- Exercise inputs
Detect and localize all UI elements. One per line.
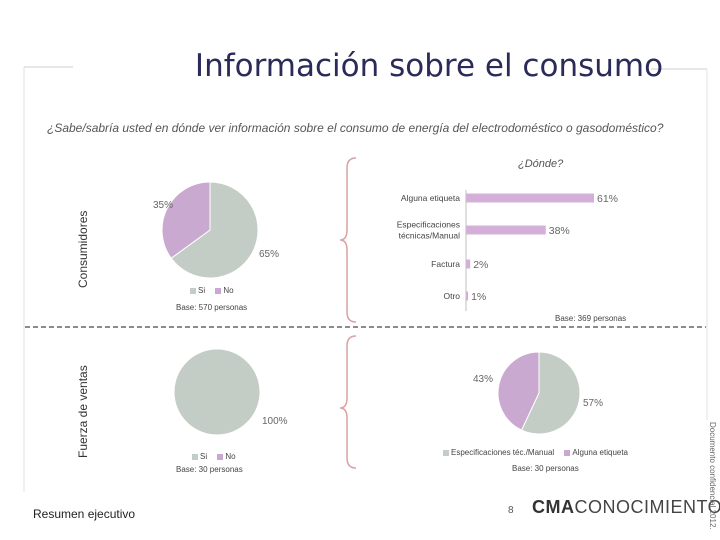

...

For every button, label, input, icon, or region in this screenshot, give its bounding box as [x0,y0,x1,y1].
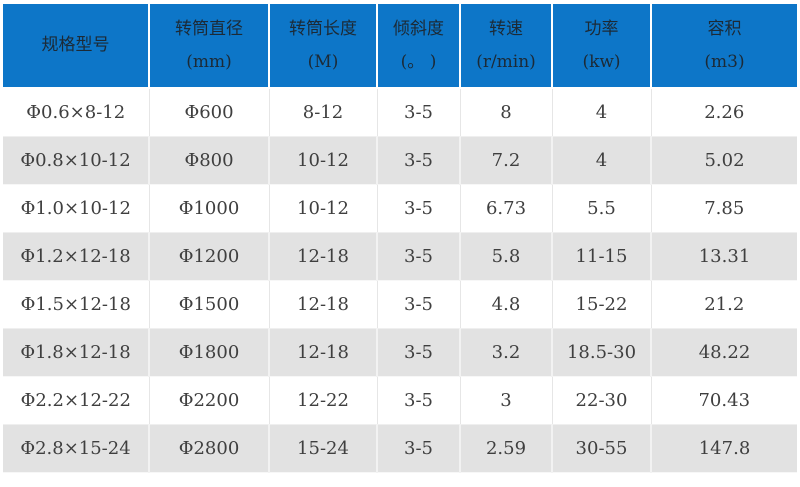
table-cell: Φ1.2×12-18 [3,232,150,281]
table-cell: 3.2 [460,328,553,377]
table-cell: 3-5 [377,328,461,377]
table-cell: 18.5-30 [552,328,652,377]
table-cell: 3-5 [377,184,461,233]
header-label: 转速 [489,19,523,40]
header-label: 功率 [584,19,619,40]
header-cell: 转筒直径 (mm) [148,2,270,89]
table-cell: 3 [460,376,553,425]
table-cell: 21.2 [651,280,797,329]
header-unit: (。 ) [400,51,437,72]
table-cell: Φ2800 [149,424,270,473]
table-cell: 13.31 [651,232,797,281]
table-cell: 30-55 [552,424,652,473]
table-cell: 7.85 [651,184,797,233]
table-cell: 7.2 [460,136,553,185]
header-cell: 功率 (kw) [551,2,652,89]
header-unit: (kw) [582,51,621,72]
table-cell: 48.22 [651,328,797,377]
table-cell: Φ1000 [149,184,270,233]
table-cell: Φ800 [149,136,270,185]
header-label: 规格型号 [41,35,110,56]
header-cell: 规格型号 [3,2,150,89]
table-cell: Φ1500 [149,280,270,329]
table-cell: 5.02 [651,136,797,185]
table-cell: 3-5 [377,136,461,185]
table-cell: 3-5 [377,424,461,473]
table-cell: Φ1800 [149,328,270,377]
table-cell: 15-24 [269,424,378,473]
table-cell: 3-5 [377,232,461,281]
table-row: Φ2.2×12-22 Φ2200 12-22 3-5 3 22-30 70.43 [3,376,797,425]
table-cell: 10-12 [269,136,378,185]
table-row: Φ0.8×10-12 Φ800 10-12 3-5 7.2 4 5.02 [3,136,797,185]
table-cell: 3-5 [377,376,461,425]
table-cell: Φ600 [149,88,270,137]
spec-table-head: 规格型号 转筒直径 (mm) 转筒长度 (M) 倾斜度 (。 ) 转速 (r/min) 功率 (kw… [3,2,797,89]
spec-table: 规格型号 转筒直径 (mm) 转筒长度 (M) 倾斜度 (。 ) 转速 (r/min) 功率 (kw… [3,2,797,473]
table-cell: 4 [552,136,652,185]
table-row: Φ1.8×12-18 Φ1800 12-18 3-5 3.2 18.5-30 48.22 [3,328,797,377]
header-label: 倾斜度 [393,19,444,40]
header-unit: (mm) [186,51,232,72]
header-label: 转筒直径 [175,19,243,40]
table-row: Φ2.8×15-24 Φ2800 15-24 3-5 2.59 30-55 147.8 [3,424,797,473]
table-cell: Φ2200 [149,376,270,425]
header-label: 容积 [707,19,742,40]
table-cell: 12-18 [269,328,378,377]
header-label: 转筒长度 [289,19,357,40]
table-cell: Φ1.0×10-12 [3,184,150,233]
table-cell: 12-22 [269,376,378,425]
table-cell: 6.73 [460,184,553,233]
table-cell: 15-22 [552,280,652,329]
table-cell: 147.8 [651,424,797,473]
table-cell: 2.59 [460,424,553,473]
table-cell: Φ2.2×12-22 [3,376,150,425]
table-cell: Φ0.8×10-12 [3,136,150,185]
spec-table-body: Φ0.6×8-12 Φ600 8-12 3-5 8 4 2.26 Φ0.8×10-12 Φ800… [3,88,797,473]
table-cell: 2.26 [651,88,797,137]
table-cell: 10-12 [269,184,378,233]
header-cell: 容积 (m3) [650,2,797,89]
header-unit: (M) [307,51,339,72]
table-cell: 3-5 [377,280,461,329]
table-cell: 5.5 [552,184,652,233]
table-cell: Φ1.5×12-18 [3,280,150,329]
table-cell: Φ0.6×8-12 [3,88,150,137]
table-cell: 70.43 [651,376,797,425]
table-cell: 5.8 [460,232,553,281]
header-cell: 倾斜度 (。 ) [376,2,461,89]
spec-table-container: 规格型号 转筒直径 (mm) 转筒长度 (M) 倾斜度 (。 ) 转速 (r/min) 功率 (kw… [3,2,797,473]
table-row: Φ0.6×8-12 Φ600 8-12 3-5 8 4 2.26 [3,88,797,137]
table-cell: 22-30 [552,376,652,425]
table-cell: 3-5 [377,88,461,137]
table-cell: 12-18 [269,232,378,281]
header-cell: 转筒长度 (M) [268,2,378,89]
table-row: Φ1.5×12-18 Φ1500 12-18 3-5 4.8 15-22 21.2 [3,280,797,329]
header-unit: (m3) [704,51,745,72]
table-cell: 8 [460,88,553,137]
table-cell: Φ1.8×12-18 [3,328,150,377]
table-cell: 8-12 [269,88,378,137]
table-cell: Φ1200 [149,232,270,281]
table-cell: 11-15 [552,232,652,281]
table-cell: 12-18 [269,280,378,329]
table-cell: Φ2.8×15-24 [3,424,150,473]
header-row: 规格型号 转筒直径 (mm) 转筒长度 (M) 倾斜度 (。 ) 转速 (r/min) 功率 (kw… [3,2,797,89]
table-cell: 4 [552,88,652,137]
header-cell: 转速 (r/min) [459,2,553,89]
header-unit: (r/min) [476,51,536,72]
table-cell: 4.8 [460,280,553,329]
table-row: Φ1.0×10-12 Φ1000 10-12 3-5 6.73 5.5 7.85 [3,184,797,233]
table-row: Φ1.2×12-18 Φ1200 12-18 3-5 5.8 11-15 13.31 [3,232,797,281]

---

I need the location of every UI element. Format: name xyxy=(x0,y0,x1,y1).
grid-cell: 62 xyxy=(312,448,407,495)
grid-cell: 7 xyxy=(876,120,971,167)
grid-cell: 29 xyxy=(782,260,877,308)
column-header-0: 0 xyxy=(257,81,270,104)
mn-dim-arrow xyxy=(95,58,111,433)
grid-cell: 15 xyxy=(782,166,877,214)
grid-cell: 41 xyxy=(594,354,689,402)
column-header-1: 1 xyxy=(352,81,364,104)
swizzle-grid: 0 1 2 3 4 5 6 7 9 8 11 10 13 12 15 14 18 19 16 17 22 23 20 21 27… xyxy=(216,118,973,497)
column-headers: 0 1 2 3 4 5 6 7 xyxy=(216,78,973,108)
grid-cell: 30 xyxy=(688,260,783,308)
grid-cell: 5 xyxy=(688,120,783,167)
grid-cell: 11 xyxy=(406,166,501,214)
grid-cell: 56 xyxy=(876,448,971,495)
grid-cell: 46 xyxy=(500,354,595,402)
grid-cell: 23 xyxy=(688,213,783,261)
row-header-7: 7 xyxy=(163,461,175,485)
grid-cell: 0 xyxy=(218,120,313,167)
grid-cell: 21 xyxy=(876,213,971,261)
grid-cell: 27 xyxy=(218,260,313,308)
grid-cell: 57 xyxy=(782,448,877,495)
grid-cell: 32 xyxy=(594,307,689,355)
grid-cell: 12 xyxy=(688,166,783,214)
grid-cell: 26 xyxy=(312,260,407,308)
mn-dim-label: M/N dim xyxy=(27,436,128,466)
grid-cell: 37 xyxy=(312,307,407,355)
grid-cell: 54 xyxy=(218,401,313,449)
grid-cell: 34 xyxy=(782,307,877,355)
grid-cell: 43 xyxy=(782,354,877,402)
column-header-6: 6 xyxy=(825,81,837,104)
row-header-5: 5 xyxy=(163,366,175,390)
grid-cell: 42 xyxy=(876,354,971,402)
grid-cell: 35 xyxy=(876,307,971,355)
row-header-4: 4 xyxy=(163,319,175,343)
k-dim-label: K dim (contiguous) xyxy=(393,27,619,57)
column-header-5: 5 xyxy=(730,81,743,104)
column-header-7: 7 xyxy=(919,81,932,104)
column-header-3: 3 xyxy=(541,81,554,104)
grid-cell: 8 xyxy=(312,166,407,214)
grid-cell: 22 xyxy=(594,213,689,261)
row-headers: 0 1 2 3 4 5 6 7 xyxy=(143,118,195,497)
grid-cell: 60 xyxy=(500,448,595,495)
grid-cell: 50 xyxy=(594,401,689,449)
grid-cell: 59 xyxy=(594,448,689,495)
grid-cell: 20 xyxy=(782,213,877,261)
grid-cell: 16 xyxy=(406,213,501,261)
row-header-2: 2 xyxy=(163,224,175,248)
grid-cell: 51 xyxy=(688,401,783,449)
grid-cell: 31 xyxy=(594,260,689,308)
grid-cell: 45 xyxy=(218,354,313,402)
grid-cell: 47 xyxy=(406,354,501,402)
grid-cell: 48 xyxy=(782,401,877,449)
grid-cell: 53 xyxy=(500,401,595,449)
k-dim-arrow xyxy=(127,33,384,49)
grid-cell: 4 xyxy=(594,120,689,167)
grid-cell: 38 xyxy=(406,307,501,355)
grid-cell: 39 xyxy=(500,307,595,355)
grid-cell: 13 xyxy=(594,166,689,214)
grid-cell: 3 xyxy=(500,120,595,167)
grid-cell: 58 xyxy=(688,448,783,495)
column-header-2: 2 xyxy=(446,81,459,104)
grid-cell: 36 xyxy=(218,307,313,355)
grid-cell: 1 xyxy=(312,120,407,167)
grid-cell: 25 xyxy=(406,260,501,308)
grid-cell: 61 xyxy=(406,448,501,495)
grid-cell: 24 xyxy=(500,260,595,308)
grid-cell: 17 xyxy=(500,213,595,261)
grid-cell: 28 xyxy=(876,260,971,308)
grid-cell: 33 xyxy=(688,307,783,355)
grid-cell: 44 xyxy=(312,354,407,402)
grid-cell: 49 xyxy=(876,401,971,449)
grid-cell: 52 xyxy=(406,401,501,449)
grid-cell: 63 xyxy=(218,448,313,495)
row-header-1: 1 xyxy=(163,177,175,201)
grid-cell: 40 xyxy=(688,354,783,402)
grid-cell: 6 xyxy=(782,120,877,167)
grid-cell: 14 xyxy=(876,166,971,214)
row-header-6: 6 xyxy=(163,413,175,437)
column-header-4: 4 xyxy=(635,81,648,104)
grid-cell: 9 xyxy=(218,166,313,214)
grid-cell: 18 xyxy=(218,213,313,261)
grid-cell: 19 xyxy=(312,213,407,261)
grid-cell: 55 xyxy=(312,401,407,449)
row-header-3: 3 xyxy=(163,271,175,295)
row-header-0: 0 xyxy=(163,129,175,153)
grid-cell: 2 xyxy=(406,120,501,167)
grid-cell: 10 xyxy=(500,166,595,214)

- Problem to solve
Copy out the lines above word for word, from the line with "I need the location" to the line with "grid-cell: 30 xyxy=(688,260,783,308)", both included.

- Answer to the problem
I need the location of every UI element. Format: name xyxy=(x0,y0,x1,y1).
grid-cell: 62 xyxy=(312,448,407,495)
grid-cell: 7 xyxy=(876,120,971,167)
grid-cell: 29 xyxy=(782,260,877,308)
column-header-0: 0 xyxy=(257,81,270,104)
mn-dim-arrow xyxy=(95,58,111,433)
grid-cell: 15 xyxy=(782,166,877,214)
grid-cell: 41 xyxy=(594,354,689,402)
column-header-1: 1 xyxy=(352,81,364,104)
swizzle-grid: 0 1 2 3 4 5 6 7 9 8 11 10 13 12 15 14 18 19 16 17 22 23 20 21 27… xyxy=(216,118,973,497)
column-headers: 0 1 2 3 4 5 6 7 xyxy=(216,78,973,108)
grid-cell: 30 xyxy=(688,260,783,308)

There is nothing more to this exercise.